═══ Data for the task

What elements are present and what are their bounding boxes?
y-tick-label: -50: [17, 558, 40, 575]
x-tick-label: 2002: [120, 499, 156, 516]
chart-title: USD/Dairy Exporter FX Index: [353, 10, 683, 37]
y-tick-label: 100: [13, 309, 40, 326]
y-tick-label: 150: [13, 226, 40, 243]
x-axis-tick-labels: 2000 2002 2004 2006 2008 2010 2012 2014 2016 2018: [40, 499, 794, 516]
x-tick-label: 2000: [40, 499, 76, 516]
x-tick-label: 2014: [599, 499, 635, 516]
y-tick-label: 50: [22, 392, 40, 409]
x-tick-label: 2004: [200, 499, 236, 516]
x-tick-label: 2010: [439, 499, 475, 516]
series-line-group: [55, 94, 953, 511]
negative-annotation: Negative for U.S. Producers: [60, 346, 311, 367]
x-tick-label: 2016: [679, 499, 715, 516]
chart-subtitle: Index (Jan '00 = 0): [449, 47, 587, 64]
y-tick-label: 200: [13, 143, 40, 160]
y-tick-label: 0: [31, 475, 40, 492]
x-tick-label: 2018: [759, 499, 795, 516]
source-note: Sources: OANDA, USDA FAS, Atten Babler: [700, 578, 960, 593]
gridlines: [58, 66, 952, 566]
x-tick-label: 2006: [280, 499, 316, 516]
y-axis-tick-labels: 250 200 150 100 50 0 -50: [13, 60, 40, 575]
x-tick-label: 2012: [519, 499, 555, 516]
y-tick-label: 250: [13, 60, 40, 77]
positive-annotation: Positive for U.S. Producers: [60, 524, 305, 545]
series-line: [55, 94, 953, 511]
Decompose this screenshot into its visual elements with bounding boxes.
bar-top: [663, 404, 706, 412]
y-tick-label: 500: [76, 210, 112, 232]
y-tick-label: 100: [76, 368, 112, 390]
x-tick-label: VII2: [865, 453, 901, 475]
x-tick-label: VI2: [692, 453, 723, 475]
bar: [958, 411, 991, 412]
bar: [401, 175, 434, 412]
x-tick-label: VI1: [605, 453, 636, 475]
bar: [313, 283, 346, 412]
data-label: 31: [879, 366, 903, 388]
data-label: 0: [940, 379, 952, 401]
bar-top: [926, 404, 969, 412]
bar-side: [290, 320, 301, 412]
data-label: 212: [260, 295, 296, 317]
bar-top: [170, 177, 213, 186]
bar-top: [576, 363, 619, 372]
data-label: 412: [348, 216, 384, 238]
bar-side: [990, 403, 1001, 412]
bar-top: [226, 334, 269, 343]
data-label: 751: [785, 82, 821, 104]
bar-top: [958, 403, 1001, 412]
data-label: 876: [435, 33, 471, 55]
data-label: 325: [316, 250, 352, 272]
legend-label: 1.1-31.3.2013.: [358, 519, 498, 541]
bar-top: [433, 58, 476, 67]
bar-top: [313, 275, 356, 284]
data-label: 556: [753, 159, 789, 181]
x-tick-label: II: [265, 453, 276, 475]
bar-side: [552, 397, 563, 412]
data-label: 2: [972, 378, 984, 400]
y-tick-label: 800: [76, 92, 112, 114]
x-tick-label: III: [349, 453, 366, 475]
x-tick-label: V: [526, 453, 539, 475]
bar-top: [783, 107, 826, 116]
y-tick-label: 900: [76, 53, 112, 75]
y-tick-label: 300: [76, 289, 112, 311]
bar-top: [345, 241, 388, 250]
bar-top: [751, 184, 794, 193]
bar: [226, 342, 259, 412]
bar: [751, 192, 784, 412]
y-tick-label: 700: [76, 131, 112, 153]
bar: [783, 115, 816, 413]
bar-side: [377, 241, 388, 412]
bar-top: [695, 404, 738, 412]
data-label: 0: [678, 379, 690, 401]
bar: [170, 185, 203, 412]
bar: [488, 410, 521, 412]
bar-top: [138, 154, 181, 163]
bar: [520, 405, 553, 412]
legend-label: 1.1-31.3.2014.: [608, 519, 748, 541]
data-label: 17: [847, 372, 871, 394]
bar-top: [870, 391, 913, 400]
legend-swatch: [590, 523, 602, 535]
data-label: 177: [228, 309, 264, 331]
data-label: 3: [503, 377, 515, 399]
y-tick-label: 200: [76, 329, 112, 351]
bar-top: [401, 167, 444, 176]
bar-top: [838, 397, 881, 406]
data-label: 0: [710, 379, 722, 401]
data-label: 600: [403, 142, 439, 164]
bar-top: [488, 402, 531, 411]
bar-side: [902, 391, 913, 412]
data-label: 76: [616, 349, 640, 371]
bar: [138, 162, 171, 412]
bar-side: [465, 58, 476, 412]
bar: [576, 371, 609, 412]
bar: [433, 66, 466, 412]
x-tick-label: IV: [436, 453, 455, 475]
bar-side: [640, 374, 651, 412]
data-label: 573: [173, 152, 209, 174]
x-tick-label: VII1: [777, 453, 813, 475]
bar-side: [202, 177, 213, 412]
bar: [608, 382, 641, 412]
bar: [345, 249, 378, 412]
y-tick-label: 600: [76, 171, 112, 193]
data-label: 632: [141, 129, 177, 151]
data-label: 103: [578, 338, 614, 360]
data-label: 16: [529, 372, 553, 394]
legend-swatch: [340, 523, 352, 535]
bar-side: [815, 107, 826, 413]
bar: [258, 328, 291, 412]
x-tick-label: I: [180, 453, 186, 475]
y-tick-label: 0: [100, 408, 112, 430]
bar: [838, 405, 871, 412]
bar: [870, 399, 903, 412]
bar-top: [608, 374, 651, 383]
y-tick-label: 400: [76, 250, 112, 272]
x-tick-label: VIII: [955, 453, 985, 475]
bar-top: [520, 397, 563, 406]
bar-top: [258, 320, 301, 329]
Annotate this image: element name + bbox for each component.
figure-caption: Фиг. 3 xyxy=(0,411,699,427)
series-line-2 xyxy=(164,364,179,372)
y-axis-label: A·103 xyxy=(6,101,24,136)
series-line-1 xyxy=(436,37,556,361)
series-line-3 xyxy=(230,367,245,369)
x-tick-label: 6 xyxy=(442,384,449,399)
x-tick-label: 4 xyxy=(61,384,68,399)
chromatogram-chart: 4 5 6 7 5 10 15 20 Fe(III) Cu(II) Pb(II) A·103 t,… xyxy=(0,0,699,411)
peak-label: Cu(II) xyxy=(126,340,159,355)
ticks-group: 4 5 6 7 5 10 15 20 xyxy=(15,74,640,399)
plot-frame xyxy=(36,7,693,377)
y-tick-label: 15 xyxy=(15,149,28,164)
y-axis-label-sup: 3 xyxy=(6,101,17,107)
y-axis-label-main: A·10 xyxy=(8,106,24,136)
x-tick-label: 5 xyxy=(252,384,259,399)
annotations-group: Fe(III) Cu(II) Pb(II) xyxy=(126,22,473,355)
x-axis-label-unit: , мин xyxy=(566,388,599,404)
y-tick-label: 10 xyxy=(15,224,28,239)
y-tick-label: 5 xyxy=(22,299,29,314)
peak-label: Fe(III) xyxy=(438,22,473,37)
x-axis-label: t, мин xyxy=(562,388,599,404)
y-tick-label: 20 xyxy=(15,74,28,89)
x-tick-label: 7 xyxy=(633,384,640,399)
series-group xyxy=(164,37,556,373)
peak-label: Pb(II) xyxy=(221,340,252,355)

══════

**Stated problem:** Reproduce the listing word for word, from its first line down through the line containing "bar: [401, 175, 434, 412]", with both of those lines included.

**Answer to this problem:**
What elements are present and what are their bounding boxes?
y-tick-label: -50: [17, 558, 40, 575]
x-tick-label: 2002: [120, 499, 156, 516]
chart-title: USD/Dairy Exporter FX Index: [353, 10, 683, 37]
y-tick-label: 100: [13, 309, 40, 326]
y-tick-label: 150: [13, 226, 40, 243]
x-axis-tick-labels: 2000 2002 2004 2006 2008 2010 2012 2014 2016 2018: [40, 499, 794, 516]
x-tick-label: 2000: [40, 499, 76, 516]
x-tick-label: 2014: [599, 499, 635, 516]
y-tick-label: 50: [22, 392, 40, 409]
x-tick-label: 2004: [200, 499, 236, 516]
x-tick-label: 2010: [439, 499, 475, 516]
series-line-group: [55, 94, 953, 511]
negative-annotation: Negative for U.S. Producers: [60, 346, 311, 367]
x-tick-label: 2016: [679, 499, 715, 516]
chart-subtitle: Index (Jan '00 = 0): [449, 47, 587, 64]
y-tick-label: 200: [13, 143, 40, 160]
y-tick-label: 0: [31, 475, 40, 492]
x-tick-label: 2018: [759, 499, 795, 516]
source-note: Sources: OANDA, USDA FAS, Atten Babler: [700, 578, 960, 593]
gridlines: [58, 66, 952, 566]
x-tick-label: 2006: [280, 499, 316, 516]
y-axis-tick-labels: 250 200 150 100 50 0 -50: [13, 60, 40, 575]
x-tick-label: 2012: [519, 499, 555, 516]
y-tick-label: 250: [13, 60, 40, 77]
positive-annotation: Positive for U.S. Producers: [60, 524, 305, 545]
series-line: [55, 94, 953, 511]
Decompose this screenshot into its visual elements with bounding boxes.
bar-top: [663, 404, 706, 412]
y-tick-label: 500: [76, 210, 112, 232]
y-tick-label: 100: [76, 368, 112, 390]
x-tick-label: VII2: [865, 453, 901, 475]
x-tick-label: VI2: [692, 453, 723, 475]
bar: [958, 411, 991, 412]
bar: [401, 175, 434, 412]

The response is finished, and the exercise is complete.